§ Tasks and exercises
(1) In the essay on Chicago parks, how large is Wicker Park said to be?
(2) From the essay on Chicago parks, reproduce everything from "I’ll start with" down to "elevation and difference.".

[Start of Quoted text]

I’ve written about parks before — in fact, my last post before joining the book club was on an access park to the Bloomingdale Trail to be built at Milwaukee and Leavitt. But after reading chapter six of Death and Life, I felt like I’d like to take a fresh look at some other parks. So given the various design criteria that Jacobs uses to identify successful city parks, I thought I’d focus in on two fairly successful Chicago parks and their relation to these qualities.

Jacobs writes:

Intricacy that counts is mainly intricacy at eye level, change in the rise of ground, groupings of trees, openings leading to various focal points–in short, subtle expressions of difference.

and

Good small parks typically have a place somewhere within them commonly understood to be the center–at the very least a main crossroads and pausing point, a climax…People try hard to create centers and climaxes to a park, even against odds. Sometimes it is impossible. Long strip parks, like the dismally unsuccessful Sara Delano Roosevelt park in New York and many riverside parks, are frequently designed as if they were rolled out from a die stamper.

Wicker Park (roughly 600 x 650 x 850 ft)

I’ll start with my neighborhood park, Wicker Park. It’s fairly small at four acres, near the geographical center of the neighborhood it names. The triangular park boasts a playground, field-house and fountain in the western half, with a baseball field and a dog run in the southeast corner. In the summer and early fall, it hosts a farmer’s market.

I’ve found that usage of the park clusters near the western sidenear Damen Ave, even when the baseball diamond is not in use (and is thus free to other park users). It comes down to the intricacy criterion that Jacobs identifies: in the park’s western half, the playground, field house and fountain provide a sense of variety and diversity. And Chicago is known for being a resoundingly flat city (distressingly so to my Los Angeles-raised self), but the paths and stairs up to the fountain work to create a sense of elevation and difference.

As for centering, the fountain provides a fairly viable example — particularly on days with good weather, but even in the middle of winter, I see people reading, eating, chatting on the benches around the fountain and dozing or people-watching from the patches of grass within the circle encircling the fountain. Interestingly, in Jacobs’ discussion of Corlear Park, she notes that the ball field is among the “demand goods,” the most used part of that park. I’ve had the opposite experience in Wicker Park: aside from the days when I see a ball game being played, I usually see individuals clustering closer to the western edge.

Wicker Park is a good example of Jacobs’ neighborhood parks with good design: people instinctively surround the fountain as a centering element and cluster in those parts of the park that offer a varied and different landscape. It is also small enough and unique enough in the neighborhood that it is prized by the surrounding community as an area of green space.

[End of Quoted text]
[Start of Data lines]

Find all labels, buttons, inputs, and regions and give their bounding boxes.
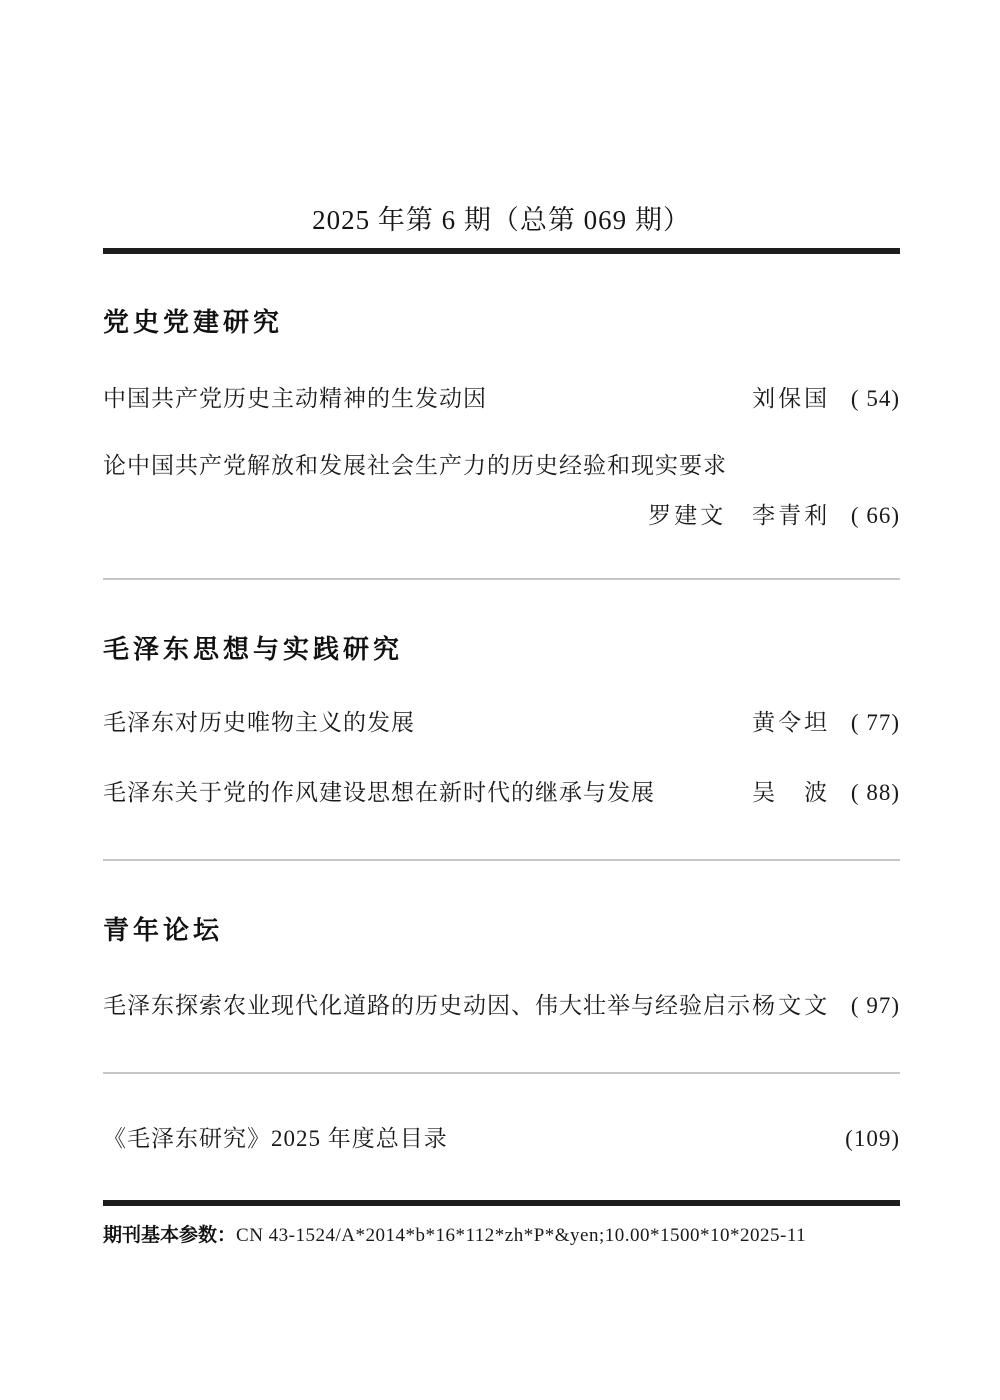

[End of Data lines]

§ Solutions below
(1) Four acres

(2)
I’ll start with my neighborhood park, Wicker Park. It’s fairly small at four acres, near the geographical center of the neighborhood it names. The triangular park boasts a playground, field-house and fountain in the western half, with a baseball field and a dog run in the southeast corner. In the summer and early fall, it hosts a farmer’s market.

I’ve found that usage of the park clusters near the western sidenear Damen Ave, even when the baseball diamond is not in use (and is thus free to other park users). It comes down to the intricacy criterion that Jacobs identifies: in the park’s western half, the playground, field house and fountain provide a sense of variety and diversity. And Chicago is known for being a resoundingly flat city (distressingly so to my Los Angeles-raised self), but the paths and stairs up to the fountain work to create a sense of elevation and difference.